Collected data entries

┌──

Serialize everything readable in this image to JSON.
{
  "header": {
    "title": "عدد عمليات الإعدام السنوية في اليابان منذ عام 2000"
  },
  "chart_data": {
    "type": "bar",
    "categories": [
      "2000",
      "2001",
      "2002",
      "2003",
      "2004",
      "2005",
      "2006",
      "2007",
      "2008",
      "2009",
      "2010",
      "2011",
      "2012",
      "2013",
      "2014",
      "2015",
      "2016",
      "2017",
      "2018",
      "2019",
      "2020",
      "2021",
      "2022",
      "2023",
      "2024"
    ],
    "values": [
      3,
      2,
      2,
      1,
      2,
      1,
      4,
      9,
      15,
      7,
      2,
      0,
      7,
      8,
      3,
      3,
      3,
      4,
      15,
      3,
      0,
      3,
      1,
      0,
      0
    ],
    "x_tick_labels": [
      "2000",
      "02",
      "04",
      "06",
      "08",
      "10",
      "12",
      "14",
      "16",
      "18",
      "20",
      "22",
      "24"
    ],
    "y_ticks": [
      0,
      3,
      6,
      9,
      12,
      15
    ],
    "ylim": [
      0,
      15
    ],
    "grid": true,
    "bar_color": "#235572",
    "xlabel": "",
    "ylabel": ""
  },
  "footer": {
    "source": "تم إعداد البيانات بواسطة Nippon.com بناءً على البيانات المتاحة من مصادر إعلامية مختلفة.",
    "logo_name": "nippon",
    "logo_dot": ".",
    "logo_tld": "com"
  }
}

└──

▸ OBJECTIVE
Extract each line from the listing above, please, and repeat it exactly.

▸ WORKED ANSWER
Serialize everything readable in this image to JSON.
{
  "header": {
    "title": "عدد عمليات الإعدام السنوية في اليابان منذ عام 2000"
  },
  "chart_data": {
    "type": "bar",
    "categories": [
      "2000",
      "2001",
      "2002",
      "2003",
      "2004",
      "2005",
      "2006",
      "2007",
      "2008",
      "2009",
      "2010",
      "2011",
      "2012",
      "2013",
      "2014",
      "2015",
      "2016",
      "2017",
      "2018",
      "2019",
      "2020",
      "2021",
      "2022",
      "2023",
      "2024"
    ],
    "values": [
      3,
      2,
      2,
      1,
      2,
      1,
      4,
      9,
      15,
      7,
      2,
      0,
      7,
      8,
      3,
      3,
      3,
      4,
      15,
      3,
      0,
      3,
      1,
      0,
      0
    ],
    "x_tick_labels": [
      "2000",
      "02",
      "04",
      "06",
      "08",
      "10",
      "12",
      "14",
      "16",
      "18",
      "20",
      "22",
      "24"
    ],
    "y_ticks": [
      0,
      3,
      6,
      9,
      12,
      15
    ],
    "ylim": [
      0,
      15
    ],
    "grid": true,
    "bar_color": "#235572",
    "xlabel": "",
    "ylabel": ""
  },
  "footer": {
    "source": "تم إعداد البيانات بواسطة Nippon.com بناءً على البيانات المتاحة من مصادر إعلامية مختلفة.",
    "logo_name": "nippon",
    "logo_dot": ".",
    "logo_tld": "com"
  }
}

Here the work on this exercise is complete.